== MATERIAL TO PROCESS ==

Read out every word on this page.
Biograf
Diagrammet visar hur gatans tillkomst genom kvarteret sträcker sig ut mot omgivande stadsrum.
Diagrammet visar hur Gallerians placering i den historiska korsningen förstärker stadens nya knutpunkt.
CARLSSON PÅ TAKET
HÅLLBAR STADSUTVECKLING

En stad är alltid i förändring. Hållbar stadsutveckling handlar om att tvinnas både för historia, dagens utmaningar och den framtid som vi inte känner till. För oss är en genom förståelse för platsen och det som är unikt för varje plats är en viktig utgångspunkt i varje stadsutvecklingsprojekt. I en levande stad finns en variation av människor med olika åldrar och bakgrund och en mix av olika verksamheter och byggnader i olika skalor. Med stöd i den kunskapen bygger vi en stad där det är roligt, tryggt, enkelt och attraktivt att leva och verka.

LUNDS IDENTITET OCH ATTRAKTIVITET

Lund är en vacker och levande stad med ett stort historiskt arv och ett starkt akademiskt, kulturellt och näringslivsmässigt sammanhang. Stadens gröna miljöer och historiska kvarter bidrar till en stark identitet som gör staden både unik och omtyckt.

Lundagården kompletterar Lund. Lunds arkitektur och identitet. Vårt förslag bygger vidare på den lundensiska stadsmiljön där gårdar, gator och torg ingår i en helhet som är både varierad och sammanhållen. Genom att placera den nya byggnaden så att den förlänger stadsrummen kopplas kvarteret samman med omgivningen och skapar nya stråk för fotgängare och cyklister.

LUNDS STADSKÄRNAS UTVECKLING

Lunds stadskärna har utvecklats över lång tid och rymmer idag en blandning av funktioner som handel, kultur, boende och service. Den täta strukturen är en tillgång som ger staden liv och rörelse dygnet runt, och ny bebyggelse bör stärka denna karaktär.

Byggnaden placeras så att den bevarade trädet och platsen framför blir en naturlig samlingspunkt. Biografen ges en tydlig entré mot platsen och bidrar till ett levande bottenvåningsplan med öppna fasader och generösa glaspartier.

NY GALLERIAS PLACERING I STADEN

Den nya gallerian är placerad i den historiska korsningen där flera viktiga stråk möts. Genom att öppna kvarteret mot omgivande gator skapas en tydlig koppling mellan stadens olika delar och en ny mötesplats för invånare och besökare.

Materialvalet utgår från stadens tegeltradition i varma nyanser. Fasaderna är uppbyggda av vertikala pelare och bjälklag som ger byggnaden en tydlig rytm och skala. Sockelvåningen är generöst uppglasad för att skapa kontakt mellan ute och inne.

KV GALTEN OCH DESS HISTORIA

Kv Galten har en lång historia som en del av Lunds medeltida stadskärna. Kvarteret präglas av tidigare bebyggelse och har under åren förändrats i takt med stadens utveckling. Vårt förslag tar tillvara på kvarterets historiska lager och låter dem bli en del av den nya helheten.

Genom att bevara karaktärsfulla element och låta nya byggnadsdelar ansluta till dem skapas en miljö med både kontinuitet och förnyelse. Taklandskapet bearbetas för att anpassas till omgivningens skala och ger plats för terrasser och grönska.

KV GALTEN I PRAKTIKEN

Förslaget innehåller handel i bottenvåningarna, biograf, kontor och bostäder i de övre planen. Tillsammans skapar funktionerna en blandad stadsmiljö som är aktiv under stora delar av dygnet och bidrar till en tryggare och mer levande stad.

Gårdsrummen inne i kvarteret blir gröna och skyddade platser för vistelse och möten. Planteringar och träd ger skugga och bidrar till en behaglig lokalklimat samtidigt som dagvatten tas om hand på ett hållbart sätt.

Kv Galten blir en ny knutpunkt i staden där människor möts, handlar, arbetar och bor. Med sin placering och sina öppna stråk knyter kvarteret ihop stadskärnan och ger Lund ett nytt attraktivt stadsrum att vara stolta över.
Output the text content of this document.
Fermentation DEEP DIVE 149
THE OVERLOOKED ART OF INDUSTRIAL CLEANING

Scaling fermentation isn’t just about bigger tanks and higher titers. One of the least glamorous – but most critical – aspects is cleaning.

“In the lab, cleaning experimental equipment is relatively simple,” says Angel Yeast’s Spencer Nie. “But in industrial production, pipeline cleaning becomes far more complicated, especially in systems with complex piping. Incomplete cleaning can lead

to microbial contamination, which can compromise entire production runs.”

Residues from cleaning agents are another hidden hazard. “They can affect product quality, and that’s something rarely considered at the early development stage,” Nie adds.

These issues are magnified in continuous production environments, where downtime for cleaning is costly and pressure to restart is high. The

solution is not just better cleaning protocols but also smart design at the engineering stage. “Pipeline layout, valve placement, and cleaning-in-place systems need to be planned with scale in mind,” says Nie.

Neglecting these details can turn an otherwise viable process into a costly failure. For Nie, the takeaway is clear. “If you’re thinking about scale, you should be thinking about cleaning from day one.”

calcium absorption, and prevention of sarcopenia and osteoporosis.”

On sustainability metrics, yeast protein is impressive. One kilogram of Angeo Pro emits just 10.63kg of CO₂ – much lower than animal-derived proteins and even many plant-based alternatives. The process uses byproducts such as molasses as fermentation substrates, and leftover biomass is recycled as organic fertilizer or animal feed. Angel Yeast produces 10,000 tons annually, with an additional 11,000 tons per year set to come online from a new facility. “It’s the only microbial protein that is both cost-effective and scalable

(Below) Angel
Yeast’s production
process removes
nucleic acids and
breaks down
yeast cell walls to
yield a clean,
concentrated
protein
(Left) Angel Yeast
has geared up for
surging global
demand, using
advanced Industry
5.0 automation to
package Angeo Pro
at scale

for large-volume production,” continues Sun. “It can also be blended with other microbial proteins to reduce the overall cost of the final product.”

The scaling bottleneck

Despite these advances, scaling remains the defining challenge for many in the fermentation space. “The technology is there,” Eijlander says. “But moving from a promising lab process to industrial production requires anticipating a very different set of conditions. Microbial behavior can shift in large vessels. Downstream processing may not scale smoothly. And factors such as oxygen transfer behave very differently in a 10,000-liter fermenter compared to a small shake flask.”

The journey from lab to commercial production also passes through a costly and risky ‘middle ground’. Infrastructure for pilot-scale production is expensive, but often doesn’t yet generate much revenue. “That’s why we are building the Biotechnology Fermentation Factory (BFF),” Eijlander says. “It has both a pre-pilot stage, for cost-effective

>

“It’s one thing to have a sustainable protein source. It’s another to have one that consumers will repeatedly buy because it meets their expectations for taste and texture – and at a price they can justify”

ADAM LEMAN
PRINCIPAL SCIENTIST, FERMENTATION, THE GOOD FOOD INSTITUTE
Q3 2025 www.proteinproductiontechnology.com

== WORK REQUEST ==
Where a line above contains the word "another", show that line.

== OUTPUT FOR THIS EXERCISE ==
Residues from cleaning agents are another hidden hazard. “They can affect product quality, and that’s something rarely considered at the early development stage,” Nie adds.
“It’s one thing to have a sustainable protein source. It’s another to have one that consumers will repeatedly buy because it meets their expectations for taste and texture – and at a price they can justify”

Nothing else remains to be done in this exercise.